* **Data listing**:

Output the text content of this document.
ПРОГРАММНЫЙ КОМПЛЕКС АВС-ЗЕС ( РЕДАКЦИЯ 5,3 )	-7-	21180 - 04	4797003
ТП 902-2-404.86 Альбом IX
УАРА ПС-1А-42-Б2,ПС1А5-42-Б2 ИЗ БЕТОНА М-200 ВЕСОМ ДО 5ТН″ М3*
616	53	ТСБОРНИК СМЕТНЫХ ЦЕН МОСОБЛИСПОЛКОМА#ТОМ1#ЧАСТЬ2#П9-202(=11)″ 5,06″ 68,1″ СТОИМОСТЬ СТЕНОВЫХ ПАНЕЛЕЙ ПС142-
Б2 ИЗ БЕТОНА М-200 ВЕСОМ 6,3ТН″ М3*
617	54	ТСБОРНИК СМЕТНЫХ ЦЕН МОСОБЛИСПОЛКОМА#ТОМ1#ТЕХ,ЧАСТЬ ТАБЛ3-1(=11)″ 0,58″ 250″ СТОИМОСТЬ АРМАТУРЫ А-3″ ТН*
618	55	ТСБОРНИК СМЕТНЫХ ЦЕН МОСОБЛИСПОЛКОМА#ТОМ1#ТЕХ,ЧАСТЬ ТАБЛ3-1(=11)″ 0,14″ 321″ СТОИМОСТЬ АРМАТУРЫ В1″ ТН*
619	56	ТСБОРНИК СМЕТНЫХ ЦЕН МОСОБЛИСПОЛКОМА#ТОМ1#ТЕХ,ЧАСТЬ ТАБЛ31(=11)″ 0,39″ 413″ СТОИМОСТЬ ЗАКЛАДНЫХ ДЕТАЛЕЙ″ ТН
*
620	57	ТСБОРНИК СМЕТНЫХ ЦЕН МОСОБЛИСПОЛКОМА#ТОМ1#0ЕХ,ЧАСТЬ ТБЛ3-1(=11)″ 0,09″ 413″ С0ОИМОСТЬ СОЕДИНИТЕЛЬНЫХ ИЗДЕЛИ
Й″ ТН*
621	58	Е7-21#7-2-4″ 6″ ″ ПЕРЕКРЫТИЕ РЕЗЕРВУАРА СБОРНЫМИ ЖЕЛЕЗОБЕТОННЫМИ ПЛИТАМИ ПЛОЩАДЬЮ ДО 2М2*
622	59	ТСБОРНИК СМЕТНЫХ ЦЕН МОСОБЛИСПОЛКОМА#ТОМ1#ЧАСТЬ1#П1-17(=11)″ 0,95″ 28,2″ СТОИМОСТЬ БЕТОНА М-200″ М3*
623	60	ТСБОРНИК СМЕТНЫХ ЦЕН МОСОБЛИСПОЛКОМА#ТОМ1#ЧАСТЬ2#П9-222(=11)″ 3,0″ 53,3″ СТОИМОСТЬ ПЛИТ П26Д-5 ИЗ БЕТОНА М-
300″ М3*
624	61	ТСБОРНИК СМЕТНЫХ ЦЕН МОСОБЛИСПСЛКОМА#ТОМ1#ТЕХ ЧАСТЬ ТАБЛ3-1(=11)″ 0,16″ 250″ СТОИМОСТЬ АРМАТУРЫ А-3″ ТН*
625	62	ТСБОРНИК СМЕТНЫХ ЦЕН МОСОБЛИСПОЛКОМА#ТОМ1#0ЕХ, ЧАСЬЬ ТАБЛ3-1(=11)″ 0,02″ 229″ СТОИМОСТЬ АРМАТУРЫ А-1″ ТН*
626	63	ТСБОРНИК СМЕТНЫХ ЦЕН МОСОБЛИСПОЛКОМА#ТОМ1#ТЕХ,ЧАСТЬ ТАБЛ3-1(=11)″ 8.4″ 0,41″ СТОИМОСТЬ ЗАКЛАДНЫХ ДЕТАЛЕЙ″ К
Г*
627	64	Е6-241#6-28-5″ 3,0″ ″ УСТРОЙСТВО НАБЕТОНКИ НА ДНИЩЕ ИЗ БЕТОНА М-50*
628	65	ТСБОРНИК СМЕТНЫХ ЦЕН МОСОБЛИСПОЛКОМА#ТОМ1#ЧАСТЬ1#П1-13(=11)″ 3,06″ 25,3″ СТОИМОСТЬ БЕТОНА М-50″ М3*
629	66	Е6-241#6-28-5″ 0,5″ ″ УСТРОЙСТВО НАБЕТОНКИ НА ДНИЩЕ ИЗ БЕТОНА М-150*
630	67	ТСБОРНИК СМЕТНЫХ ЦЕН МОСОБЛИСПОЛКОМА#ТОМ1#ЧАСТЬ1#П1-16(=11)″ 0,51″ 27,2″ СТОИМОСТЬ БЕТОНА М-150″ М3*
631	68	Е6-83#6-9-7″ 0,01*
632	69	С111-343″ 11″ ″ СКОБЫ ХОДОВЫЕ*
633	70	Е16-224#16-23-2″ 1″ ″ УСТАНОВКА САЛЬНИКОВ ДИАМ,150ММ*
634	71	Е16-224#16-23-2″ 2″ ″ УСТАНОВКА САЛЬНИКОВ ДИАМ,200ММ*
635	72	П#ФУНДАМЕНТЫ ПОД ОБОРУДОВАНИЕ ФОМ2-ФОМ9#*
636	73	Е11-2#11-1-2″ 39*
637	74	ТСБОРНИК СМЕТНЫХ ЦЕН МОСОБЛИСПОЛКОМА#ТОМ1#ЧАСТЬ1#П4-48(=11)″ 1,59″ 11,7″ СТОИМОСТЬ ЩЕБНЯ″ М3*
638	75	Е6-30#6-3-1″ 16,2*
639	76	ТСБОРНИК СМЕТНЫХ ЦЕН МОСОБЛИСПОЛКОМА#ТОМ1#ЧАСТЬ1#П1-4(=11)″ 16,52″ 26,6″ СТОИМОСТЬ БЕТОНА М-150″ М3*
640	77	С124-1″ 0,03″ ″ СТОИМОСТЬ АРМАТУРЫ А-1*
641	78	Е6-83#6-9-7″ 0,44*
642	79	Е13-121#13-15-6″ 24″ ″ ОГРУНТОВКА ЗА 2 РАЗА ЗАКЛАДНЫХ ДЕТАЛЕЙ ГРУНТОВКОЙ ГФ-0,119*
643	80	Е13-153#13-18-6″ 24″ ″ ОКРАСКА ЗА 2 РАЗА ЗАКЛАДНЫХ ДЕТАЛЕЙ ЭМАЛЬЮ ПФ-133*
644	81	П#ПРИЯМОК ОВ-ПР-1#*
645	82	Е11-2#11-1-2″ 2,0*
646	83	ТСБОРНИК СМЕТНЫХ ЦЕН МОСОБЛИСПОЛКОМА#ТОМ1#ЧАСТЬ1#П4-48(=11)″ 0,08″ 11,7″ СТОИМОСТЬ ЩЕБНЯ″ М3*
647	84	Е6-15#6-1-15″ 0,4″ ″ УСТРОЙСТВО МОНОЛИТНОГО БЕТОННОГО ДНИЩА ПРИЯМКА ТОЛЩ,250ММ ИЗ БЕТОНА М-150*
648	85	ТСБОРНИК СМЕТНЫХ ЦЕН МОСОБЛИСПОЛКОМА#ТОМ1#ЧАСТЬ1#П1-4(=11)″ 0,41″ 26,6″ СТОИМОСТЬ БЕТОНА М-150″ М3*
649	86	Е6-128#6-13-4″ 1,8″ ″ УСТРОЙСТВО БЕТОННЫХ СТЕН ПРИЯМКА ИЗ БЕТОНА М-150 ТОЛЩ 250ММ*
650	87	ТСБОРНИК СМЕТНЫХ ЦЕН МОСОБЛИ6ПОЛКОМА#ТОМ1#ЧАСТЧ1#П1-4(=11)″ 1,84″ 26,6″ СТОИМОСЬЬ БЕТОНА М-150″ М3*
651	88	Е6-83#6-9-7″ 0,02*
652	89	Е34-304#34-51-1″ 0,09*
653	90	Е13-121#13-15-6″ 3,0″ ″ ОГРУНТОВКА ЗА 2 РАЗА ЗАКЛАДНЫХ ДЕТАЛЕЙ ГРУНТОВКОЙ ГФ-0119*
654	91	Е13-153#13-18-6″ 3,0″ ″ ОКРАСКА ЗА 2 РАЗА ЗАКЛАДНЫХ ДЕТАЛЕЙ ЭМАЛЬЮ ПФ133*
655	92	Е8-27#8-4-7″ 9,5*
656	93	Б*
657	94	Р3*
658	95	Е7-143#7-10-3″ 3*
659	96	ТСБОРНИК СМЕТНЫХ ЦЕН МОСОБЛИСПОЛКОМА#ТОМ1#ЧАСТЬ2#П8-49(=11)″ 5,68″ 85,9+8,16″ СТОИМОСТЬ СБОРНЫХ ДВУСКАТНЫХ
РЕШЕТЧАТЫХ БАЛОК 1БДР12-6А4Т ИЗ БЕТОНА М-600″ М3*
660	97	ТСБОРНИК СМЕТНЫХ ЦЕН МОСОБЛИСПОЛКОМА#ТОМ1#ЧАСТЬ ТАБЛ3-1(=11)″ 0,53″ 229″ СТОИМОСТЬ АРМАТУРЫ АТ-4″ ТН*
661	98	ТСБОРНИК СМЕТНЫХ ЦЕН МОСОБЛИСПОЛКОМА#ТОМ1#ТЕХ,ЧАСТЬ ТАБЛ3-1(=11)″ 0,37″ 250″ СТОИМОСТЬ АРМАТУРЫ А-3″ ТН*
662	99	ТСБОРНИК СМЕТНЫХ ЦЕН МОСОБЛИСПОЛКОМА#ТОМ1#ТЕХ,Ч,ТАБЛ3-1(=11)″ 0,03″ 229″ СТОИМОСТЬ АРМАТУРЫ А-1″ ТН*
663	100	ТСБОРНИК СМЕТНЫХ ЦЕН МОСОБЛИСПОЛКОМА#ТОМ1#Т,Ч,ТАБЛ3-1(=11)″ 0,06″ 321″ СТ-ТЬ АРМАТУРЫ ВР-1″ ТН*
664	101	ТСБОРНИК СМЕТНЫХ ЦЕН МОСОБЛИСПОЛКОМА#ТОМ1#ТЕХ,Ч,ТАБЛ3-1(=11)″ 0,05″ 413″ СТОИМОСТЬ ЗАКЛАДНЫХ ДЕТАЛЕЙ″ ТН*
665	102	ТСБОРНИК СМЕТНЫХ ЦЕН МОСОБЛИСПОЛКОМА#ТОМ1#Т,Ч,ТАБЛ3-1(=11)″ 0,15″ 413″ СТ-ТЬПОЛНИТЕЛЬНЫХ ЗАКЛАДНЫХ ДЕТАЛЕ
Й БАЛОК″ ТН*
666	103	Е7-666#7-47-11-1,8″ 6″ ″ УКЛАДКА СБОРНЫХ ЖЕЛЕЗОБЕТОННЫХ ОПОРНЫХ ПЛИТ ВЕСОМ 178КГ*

* **Your goal**:
Look through the entries above; copy each line where the string "РАЗА" appears.

* **Result of the task**:
642	79	Е13-121#13-15-6″ 24″ ″ ОГРУНТОВКА ЗА 2 РАЗА ЗАКЛАДНЫХ ДЕТАЛЕЙ ГРУНТОВКОЙ ГФ-0,119*
643	80	Е13-153#13-18-6″ 24″ ″ ОКРАСКА ЗА 2 РАЗА ЗАКЛАДНЫХ ДЕТАЛЕЙ ЭМАЛЬЮ ПФ-133*
653	90	Е13-121#13-15-6″ 3,0″ ″ ОГРУНТОВКА ЗА 2 РАЗА ЗАКЛАДНЫХ ДЕТАЛЕЙ ГРУНТОВКОЙ ГФ-0119*
654	91	Е13-153#13-18-6″ 3,0″ ″ ОКРАСКА ЗА 2 РАЗА ЗАКЛАДНЫХ ДЕТАЛЕЙ ЭМАЛЬЮ ПФ133*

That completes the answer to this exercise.